▼
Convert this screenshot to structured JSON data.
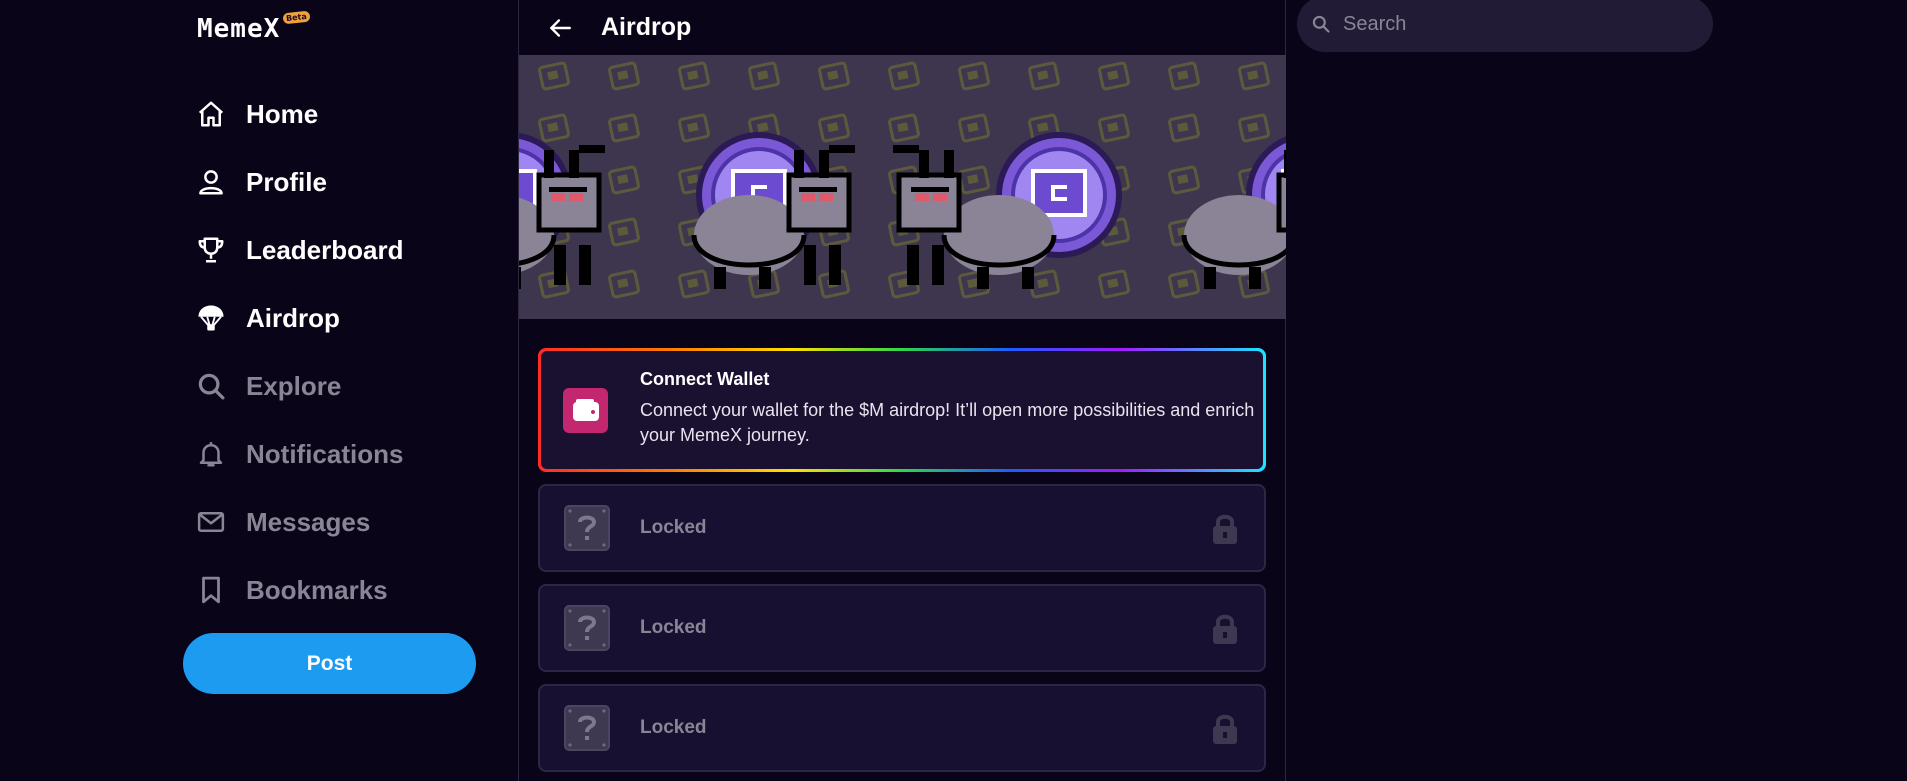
{
  "brand": {
    "name": "MemeX",
    "badge": "Beta"
  },
  "nav": {
    "items": [
      {
        "label": "Home",
        "icon": "home-icon",
        "state": "normal"
      },
      {
        "label": "Profile",
        "icon": "user-icon",
        "state": "normal"
      },
      {
        "label": "Leaderboard",
        "icon": "trophy-icon",
        "state": "normal"
      },
      {
        "label": "Airdrop",
        "icon": "parachute-icon",
        "state": "active"
      },
      {
        "label": "Explore",
        "icon": "search-icon",
        "state": "dim"
      },
      {
        "label": "Notifications",
        "icon": "bell-icon",
        "state": "dim"
      },
      {
        "label": "Messages",
        "icon": "mail-icon",
        "state": "dim"
      },
      {
        "label": "Bookmarks",
        "icon": "bookmark-icon",
        "state": "dim"
      }
    ],
    "post_label": "Post"
  },
  "header": {
    "title": "Airdrop"
  },
  "wallet_card": {
    "title": "Connect Wallet",
    "description": "Connect your wallet for the $M airdrop! It’ll open more possibilities and enrich your MemeX journey."
  },
  "locked_cards": [
    {
      "label": "Locked"
    },
    {
      "label": "Locked"
    },
    {
      "label": "Locked"
    }
  ],
  "search": {
    "placeholder": "Search"
  },
  "colors": {
    "background": "#0a0419",
    "accent_blue": "#1d9bf0",
    "wallet_pink": "#c2276f",
    "card_bg": "#171030",
    "muted_text": "#8a8595"
  }
}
▲
• _Description of the task_
Pictures are excluded; repeat every record exactly.

• _Right answer_
Convert this screenshot to structured JSON data.
{
  "brand": {
    "name": "MemeX",
    "badge": "Beta"
  },
  "nav": {
    "items": [
      {
        "label": "Home",
        "icon": "home-icon",
        "state": "normal"
      },
      {
        "label": "Profile",
        "icon": "user-icon",
        "state": "normal"
      },
      {
        "label": "Leaderboard",
        "icon": "trophy-icon",
        "state": "normal"
      },
      {
        "label": "Airdrop",
        "icon": "parachute-icon",
        "state": "active"
      },
      {
        "label": "Explore",
        "icon": "search-icon",
        "state": "dim"
      },
      {
        "label": "Notifications",
        "icon": "bell-icon",
        "state": "dim"
      },
      {
        "label": "Messages",
        "icon": "mail-icon",
        "state": "dim"
      },
      {
        "label": "Bookmarks",
        "icon": "bookmark-icon",
        "state": "dim"
      }
    ],
    "post_label": "Post"
  },
  "header": {
    "title": "Airdrop"
  },
  "wallet_card": {
    "title": "Connect Wallet",
    "description": "Connect your wallet for the $M airdrop! It’ll open more possibilities and enrich your MemeX journey."
  },
  "locked_cards": [
    {
      "label": "Locked"
    },
    {
      "label": "Locked"
    },
    {
      "label": "Locked"
    }
  ],
  "search": {
    "placeholder": "Search"
  },
  "colors": {
    "background": "#0a0419",
    "accent_blue": "#1d9bf0",
    "wallet_pink": "#c2276f",
    "card_bg": "#171030",
    "muted_text": "#8a8595"
  }
}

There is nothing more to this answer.